Look through the material below, count the lines containing the word "производства", and state only the count.

>> begin Items

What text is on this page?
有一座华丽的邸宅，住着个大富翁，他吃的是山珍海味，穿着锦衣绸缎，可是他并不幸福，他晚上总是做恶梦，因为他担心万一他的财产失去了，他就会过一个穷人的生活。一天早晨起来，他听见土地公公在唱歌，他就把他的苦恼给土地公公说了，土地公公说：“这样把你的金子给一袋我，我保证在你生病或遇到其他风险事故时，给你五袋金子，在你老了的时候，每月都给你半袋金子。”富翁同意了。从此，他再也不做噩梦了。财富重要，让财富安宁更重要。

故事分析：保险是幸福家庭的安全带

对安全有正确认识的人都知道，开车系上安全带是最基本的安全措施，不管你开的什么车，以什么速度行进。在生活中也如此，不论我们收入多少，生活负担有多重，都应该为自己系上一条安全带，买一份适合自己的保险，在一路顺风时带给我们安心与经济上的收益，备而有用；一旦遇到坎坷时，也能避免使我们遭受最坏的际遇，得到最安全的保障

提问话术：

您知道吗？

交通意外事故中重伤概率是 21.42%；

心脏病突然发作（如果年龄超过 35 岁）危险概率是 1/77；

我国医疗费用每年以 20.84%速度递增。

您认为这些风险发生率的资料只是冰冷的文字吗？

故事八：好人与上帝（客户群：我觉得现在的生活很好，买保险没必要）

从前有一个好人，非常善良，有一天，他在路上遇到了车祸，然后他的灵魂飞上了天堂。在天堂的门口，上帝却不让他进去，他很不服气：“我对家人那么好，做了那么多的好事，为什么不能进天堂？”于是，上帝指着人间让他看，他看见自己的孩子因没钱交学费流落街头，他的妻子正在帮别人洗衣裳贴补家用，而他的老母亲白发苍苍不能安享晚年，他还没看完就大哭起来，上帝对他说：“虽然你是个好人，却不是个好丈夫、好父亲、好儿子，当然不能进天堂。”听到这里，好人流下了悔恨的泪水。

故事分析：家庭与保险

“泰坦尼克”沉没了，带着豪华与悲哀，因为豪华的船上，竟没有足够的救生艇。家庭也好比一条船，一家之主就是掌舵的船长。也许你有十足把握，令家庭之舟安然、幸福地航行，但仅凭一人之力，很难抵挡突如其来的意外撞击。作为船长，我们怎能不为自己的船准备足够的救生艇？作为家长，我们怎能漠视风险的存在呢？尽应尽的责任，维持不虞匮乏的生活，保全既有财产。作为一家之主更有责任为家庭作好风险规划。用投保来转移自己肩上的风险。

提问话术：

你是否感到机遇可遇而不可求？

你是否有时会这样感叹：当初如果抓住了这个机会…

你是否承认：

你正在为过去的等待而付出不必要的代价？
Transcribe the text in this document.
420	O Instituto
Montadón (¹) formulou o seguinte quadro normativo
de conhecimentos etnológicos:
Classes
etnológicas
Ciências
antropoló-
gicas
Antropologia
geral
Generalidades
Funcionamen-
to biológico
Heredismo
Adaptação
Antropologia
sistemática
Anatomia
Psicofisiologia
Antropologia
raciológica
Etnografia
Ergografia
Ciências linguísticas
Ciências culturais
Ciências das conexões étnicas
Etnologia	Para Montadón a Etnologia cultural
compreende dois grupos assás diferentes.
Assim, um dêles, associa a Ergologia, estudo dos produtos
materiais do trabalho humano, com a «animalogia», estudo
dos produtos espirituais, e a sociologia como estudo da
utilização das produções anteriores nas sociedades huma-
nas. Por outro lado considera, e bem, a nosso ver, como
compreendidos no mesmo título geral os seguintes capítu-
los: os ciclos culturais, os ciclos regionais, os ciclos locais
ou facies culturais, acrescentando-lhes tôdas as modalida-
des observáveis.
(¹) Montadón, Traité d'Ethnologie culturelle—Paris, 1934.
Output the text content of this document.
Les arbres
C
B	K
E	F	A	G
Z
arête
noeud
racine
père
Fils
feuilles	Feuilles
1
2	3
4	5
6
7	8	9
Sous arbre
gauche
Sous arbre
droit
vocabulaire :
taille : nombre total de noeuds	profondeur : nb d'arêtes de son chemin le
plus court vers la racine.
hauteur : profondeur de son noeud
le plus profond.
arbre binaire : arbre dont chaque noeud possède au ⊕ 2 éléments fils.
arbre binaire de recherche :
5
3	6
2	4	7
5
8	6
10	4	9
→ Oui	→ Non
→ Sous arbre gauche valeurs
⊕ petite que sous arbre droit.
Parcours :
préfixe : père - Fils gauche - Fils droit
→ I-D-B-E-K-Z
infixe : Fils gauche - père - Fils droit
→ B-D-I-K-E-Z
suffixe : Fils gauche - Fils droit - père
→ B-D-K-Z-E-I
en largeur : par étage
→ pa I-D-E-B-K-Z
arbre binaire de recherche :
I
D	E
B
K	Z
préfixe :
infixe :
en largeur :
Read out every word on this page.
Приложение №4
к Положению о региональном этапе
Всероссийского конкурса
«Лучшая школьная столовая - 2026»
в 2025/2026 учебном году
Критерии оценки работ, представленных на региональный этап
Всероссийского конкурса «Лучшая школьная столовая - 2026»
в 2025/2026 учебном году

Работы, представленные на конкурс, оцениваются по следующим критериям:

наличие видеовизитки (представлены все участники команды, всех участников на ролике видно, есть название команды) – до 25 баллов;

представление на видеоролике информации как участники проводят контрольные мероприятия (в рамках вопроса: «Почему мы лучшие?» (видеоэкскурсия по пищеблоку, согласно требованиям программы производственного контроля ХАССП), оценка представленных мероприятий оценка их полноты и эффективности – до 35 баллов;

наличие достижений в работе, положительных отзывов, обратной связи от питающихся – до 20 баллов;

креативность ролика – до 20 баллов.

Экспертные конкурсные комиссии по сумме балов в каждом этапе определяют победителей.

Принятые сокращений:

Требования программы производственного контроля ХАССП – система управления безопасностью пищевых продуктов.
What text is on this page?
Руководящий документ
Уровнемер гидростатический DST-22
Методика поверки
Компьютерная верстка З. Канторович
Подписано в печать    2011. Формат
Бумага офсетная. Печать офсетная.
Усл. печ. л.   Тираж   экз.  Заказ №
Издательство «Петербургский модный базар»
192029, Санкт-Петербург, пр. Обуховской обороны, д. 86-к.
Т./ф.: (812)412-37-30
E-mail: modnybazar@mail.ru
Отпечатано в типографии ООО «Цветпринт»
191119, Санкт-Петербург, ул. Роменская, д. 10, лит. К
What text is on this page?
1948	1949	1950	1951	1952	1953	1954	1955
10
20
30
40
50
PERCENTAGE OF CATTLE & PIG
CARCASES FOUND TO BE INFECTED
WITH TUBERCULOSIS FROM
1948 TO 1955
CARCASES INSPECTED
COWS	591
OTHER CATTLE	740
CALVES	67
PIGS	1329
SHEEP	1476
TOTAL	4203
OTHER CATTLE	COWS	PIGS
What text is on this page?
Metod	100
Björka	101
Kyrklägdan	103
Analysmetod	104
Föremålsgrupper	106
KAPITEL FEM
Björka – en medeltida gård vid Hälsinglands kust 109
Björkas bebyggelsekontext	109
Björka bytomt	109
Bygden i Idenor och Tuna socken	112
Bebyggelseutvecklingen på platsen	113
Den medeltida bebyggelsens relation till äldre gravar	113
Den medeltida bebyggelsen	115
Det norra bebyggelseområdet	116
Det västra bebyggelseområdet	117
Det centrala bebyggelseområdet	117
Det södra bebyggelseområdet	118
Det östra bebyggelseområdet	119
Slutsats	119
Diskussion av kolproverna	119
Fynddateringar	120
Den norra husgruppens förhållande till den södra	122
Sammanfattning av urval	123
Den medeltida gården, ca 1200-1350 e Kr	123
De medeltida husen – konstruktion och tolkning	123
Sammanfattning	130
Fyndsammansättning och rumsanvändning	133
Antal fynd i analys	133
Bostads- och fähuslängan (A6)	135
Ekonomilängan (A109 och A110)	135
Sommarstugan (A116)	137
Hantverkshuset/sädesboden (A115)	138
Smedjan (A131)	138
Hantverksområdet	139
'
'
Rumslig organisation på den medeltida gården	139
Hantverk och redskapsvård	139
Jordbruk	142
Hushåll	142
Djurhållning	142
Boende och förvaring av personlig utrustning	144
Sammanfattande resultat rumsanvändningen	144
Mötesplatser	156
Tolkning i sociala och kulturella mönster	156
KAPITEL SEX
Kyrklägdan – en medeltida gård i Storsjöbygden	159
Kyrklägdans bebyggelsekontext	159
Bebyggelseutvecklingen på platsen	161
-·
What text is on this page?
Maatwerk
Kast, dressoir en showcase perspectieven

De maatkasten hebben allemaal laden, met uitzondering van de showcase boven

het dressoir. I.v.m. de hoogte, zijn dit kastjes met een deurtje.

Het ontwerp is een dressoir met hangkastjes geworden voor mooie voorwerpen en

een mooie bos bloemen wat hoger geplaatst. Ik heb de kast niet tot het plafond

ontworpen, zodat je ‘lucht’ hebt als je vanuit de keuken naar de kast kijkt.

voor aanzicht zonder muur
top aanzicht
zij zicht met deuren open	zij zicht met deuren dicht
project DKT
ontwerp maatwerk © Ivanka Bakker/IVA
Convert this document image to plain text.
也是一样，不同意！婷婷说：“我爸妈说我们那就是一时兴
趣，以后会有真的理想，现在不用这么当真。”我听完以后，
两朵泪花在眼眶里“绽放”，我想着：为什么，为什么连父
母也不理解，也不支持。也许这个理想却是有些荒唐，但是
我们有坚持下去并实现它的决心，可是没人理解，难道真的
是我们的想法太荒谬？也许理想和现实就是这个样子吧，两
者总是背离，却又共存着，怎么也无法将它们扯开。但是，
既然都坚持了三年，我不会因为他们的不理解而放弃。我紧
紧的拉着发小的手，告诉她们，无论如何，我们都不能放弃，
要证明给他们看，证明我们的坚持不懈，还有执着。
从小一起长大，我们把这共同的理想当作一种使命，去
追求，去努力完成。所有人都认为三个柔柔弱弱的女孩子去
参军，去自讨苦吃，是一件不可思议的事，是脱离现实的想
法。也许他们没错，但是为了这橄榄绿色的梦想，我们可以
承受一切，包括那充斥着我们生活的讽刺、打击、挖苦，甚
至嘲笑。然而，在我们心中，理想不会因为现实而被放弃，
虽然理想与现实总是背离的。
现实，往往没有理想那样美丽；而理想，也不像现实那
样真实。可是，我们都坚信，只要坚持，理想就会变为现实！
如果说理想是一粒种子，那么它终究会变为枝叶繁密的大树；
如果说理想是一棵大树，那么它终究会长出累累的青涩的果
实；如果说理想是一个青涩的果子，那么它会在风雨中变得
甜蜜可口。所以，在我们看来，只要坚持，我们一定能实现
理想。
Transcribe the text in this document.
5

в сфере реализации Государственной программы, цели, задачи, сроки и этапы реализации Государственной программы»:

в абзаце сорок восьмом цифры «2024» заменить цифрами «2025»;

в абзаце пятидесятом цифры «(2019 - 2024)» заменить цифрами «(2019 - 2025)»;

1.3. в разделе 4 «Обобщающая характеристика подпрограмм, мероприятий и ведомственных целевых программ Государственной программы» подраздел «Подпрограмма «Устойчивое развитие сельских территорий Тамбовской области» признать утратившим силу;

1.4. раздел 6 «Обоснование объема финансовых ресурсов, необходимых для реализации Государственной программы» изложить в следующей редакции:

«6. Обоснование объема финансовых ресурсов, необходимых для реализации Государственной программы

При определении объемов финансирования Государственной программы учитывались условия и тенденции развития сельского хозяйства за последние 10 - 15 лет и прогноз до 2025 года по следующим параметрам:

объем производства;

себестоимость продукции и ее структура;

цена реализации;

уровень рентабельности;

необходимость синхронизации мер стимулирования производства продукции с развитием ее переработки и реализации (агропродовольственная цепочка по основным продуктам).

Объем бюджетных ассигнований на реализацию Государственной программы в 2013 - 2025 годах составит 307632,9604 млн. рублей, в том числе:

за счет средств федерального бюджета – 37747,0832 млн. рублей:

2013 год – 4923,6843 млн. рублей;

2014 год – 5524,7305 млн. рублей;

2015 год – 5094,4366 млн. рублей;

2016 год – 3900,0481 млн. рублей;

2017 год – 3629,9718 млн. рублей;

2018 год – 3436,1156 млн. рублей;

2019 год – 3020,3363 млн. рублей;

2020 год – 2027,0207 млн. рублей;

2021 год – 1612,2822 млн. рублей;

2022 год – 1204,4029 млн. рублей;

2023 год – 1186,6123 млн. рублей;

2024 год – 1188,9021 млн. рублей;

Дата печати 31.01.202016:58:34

>> end Items

[Completed exercise]
2